[Structured figure records]
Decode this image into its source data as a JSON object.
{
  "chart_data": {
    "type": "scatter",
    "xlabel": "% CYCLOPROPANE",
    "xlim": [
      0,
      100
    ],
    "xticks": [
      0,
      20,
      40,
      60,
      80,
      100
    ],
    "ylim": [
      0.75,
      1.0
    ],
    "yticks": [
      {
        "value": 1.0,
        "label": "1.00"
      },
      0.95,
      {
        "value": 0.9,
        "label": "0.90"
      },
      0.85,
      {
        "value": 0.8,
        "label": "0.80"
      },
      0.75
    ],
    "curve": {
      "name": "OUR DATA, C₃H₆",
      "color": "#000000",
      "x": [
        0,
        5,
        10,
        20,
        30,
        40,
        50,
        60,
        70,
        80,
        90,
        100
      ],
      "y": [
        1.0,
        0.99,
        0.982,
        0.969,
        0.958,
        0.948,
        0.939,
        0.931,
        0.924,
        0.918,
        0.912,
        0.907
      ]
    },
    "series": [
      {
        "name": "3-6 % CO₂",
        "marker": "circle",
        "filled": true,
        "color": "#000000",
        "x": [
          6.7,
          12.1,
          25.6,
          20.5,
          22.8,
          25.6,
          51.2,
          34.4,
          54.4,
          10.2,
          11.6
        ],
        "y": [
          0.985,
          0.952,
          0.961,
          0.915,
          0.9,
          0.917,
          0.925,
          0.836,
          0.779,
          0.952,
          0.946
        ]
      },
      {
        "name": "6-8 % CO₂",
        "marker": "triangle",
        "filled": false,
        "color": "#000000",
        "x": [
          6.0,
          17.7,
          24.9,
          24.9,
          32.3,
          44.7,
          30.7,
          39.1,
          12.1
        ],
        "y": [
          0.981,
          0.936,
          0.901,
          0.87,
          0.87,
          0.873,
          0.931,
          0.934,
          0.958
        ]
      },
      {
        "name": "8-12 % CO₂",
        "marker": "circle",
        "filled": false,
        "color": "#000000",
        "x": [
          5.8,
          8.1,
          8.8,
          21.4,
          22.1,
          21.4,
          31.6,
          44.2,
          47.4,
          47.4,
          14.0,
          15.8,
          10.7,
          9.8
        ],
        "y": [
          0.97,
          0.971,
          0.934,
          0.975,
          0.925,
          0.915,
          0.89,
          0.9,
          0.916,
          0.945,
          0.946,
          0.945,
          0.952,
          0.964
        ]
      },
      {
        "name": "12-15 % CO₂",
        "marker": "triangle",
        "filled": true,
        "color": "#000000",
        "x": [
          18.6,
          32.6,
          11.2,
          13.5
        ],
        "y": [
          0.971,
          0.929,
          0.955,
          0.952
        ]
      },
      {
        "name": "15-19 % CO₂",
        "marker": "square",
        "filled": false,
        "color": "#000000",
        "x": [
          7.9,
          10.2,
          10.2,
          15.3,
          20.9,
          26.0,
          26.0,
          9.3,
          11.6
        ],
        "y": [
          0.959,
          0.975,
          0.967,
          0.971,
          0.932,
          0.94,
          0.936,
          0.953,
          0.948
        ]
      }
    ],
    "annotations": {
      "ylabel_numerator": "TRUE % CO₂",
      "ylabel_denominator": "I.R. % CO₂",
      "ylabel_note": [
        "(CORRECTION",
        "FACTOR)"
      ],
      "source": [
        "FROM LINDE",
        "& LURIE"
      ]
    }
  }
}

#### Your task
Retype every record above exactly as written.

#### Response to the task
Decode this image into its source data as a JSON object.
{
  "chart_data": {
    "type": "scatter",
    "xlabel": "% CYCLOPROPANE",
    "xlim": [
      0,
      100
    ],
    "xticks": [
      0,
      20,
      40,
      60,
      80,
      100
    ],
    "ylim": [
      0.75,
      1.0
    ],
    "yticks": [
      {
        "value": 1.0,
        "label": "1.00"
      },
      0.95,
      {
        "value": 0.9,
        "label": "0.90"
      },
      0.85,
      {
        "value": 0.8,
        "label": "0.80"
      },
      0.75
    ],
    "curve": {
      "name": "OUR DATA, C₃H₆",
      "color": "#000000",
      "x": [
        0,
        5,
        10,
        20,
        30,
        40,
        50,
        60,
        70,
        80,
        90,
        100
      ],
      "y": [
        1.0,
        0.99,
        0.982,
        0.969,
        0.958,
        0.948,
        0.939,
        0.931,
        0.924,
        0.918,
        0.912,
        0.907
      ]
    },
    "series": [
      {
        "name": "3-6 % CO₂",
        "marker": "circle",
        "filled": true,
        "color": "#000000",
        "x": [
          6.7,
          12.1,
          25.6,
          20.5,
          22.8,
          25.6,
          51.2,
          34.4,
          54.4,
          10.2,
          11.6
        ],
        "y": [
          0.985,
          0.952,
          0.961,
          0.915,
          0.9,
          0.917,
          0.925,
          0.836,
          0.779,
          0.952,
          0.946
        ]
      },
      {
        "name": "6-8 % CO₂",
        "marker": "triangle",
        "filled": false,
        "color": "#000000",
        "x": [
          6.0,
          17.7,
          24.9,
          24.9,
          32.3,
          44.7,
          30.7,
          39.1,
          12.1
        ],
        "y": [
          0.981,
          0.936,
          0.901,
          0.87,
          0.87,
          0.873,
          0.931,
          0.934,
          0.958
        ]
      },
      {
        "name": "8-12 % CO₂",
        "marker": "circle",
        "filled": false,
        "color": "#000000",
        "x": [
          5.8,
          8.1,
          8.8,
          21.4,
          22.1,
          21.4,
          31.6,
          44.2,
          47.4,
          47.4,
          14.0,
          15.8,
          10.7,
          9.8
        ],
        "y": [
          0.97,
          0.971,
          0.934,
          0.975,
          0.925,
          0.915,
          0.89,
          0.9,
          0.916,
          0.945,
          0.946,
          0.945,
          0.952,
          0.964
        ]
      },
      {
        "name": "12-15 % CO₂",
        "marker": "triangle",
        "filled": true,
        "color": "#000000",
        "x": [
          18.6,
          32.6,
          11.2,
          13.5
        ],
        "y": [
          0.971,
          0.929,
          0.955,
          0.952
        ]
      },
      {
        "name": "15-19 % CO₂",
        "marker": "square",
        "filled": false,
        "color": "#000000",
        "x": [
          7.9,
          10.2,
          10.2,
          15.3,
          20.9,
          26.0,
          26.0,
          9.3,
          11.6
        ],
        "y": [
          0.959,
          0.975,
          0.967,
          0.971,
          0.932,
          0.94,
          0.936,
          0.953,
          0.948
        ]
      }
    ],
    "annotations": {
      "ylabel_numerator": "TRUE % CO₂",
      "ylabel_denominator": "I.R. % CO₂",
      "ylabel_note": [
        "(CORRECTION",
        "FACTOR)"
      ],
      "source": [
        "FROM LINDE",
        "& LURIE"
      ]
    }
  }
}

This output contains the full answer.